- Extracted entries -

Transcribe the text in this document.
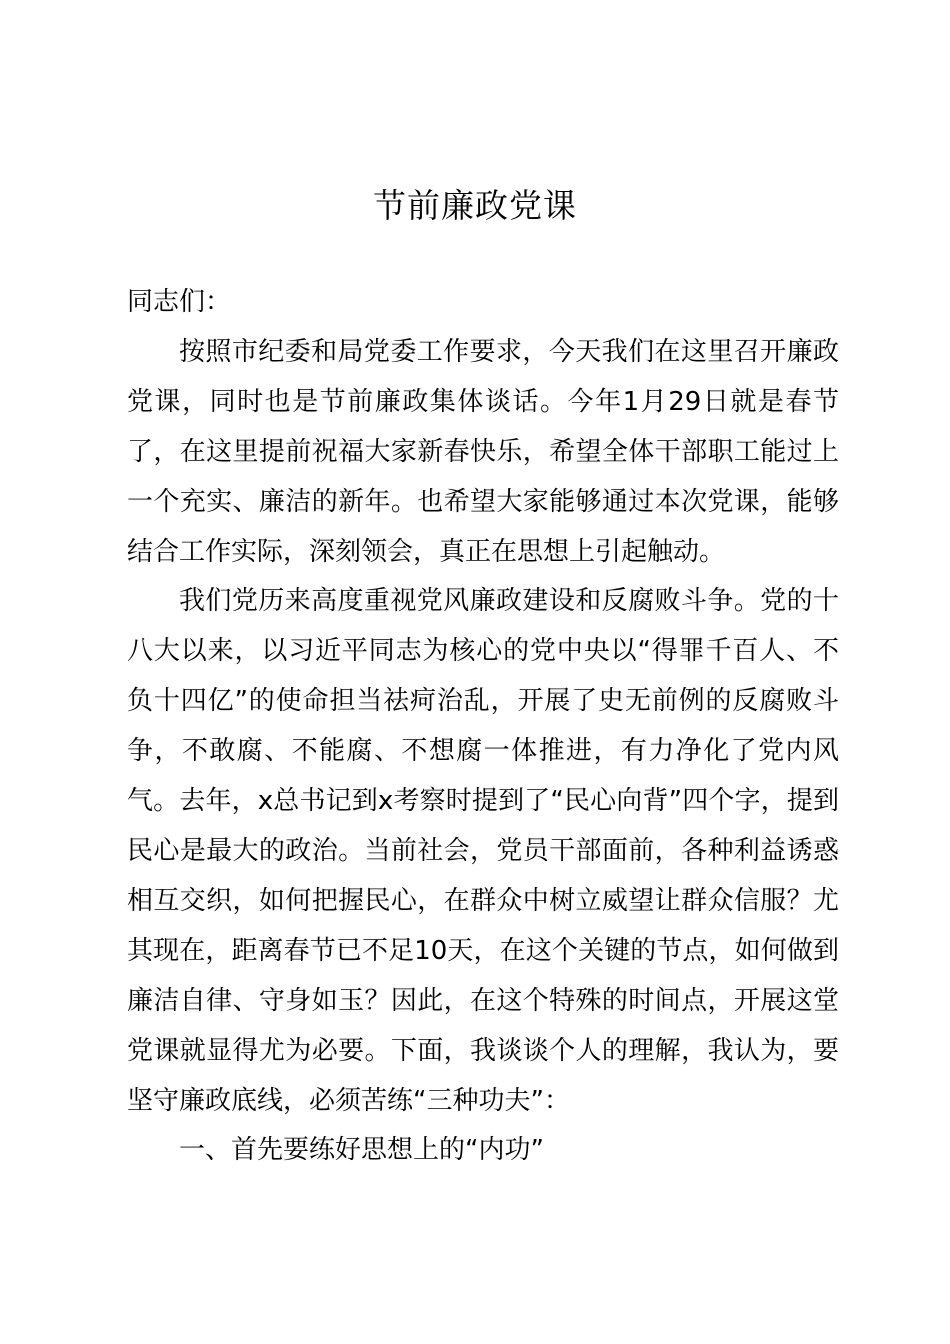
节前廉政党课

同志们：

按照市纪委和局党委工作要求，今天我们在这里召开廉政党课，同时也是节前廉政集体谈话。今年1月29日就是春节了，在这里提前祝福大家新春快乐，希望全体干部职工能过上一个充实、廉洁的新年。也希望大家能够通过本次党课，能够结合工作实际，深刻领会，真正在思想上引起触动。

我们党历来高度重视党风廉政建设和反腐败斗争。党的十八大以来，以习近平同志为核心的党中央以“得罪千百人、不负十四亿”的使命担当祛疴治乱，开展了史无前例的反腐败斗争，不敢腐、不能腐、不想腐一体推进，有力净化了党内风气。去年，x总书记到x考察时提到了“民心向背”四个字，提到民心是最大的政治。当前社会，党员干部面前，各种利益诱惑相互交织，如何把握民心，在群众中树立威望让群众信服？尤其现在，距离春节已不足10天，在这个关键的节点，如何做到廉洁自律、守身如玉？因此，在这个特殊的时间点，开展这堂党课就显得尤为必要。下面，我谈谈个人的理解，我认为，要坚守廉政底线，必须苦练“三种功夫”：

一、首先要练好思想上的“内功”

- Do this -
Transcribe the material exactly, and leave out whatever pictures it holds.

- Answer for this exercise -
Transcribe the text in this document.
节前廉政党课

同志们：

按照市纪委和局党委工作要求，今天我们在这里召开廉政党课，同时也是节前廉政集体谈话。今年1月29日就是春节了，在这里提前祝福大家新春快乐，希望全体干部职工能过上一个充实、廉洁的新年。也希望大家能够通过本次党课，能够结合工作实际，深刻领会，真正在思想上引起触动。

我们党历来高度重视党风廉政建设和反腐败斗争。党的十八大以来，以习近平同志为核心的党中央以“得罪千百人、不负十四亿”的使命担当祛疴治乱，开展了史无前例的反腐败斗争，不敢腐、不能腐、不想腐一体推进，有力净化了党内风气。去年，x总书记到x考察时提到了“民心向背”四个字，提到民心是最大的政治。当前社会，党员干部面前，各种利益诱惑相互交织，如何把握民心，在群众中树立威望让群众信服？尤其现在，距离春节已不足10天，在这个关键的节点，如何做到廉洁自律、守身如玉？因此，在这个特殊的时间点，开展这堂党课就显得尤为必要。下面，我谈谈个人的理解，我认为，要坚守廉政底线，必须苦练“三种功夫”：

一、首先要练好思想上的“内功”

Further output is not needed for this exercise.